Chart and figure data —
--------
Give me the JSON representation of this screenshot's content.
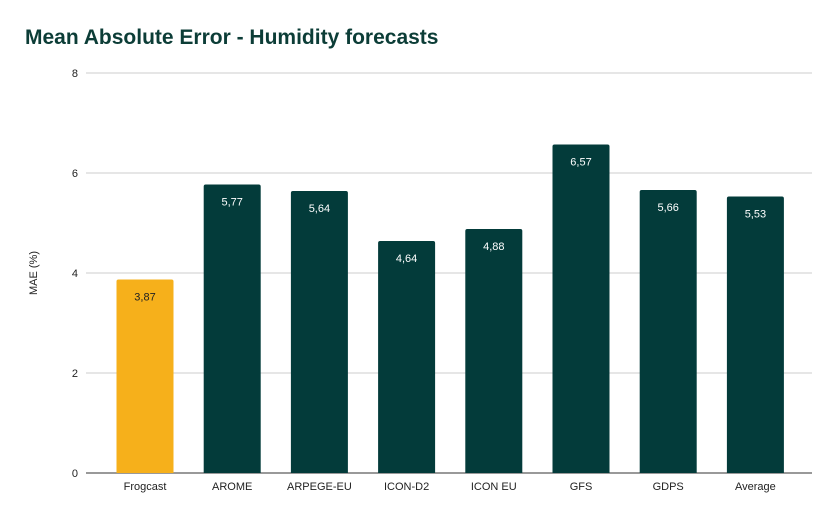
{
  "chart_data": {
    "type": "bar",
    "title": "Mean Absolute Error - Humidity forecasts",
    "xlabel": "",
    "ylabel": "MAE (%)",
    "ylim": [
      0,
      8
    ],
    "yticks": [
      0,
      2,
      4,
      6,
      8
    ],
    "grid": true,
    "categories": [
      "Frogcast",
      "AROME",
      "ARPEGE-EU",
      "ICON-D2",
      "ICON EU",
      "GFS",
      "GDPS",
      "Average"
    ],
    "values": [
      3.87,
      5.77,
      5.64,
      4.64,
      4.88,
      6.57,
      5.66,
      5.53
    ],
    "data_labels": [
      "3,87",
      "5,77",
      "5,64",
      "4,64",
      "4,88",
      "6,57",
      "5,66",
      "5,53"
    ],
    "colors": {
      "highlight": "#f6b01b",
      "default": "#033b3a",
      "title": "#0c3d37"
    },
    "highlight_category": "Frogcast"
  }
}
--------
Stated problem — Return all of the entries exactly as written, but drop any pictures they hold.

Output —
Give me the JSON representation of this screenshot's content.
{
  "chart_data": {
    "type": "bar",
    "title": "Mean Absolute Error - Humidity forecasts",
    "xlabel": "",
    "ylabel": "MAE (%)",
    "ylim": [
      0,
      8
    ],
    "yticks": [
      0,
      2,
      4,
      6,
      8
    ],
    "grid": true,
    "categories": [
      "Frogcast",
      "AROME",
      "ARPEGE-EU",
      "ICON-D2",
      "ICON EU",
      "GFS",
      "GDPS",
      "Average"
    ],
    "values": [
      3.87,
      5.77,
      5.64,
      4.64,
      4.88,
      6.57,
      5.66,
      5.53
    ],
    "data_labels": [
      "3,87",
      "5,77",
      "5,64",
      "4,64",
      "4,88",
      "6,57",
      "5,66",
      "5,53"
    ],
    "colors": {
      "highlight": "#f6b01b",
      "default": "#033b3a",
      "title": "#0c3d37"
    },
    "highlight_category": "Frogcast"
  }
}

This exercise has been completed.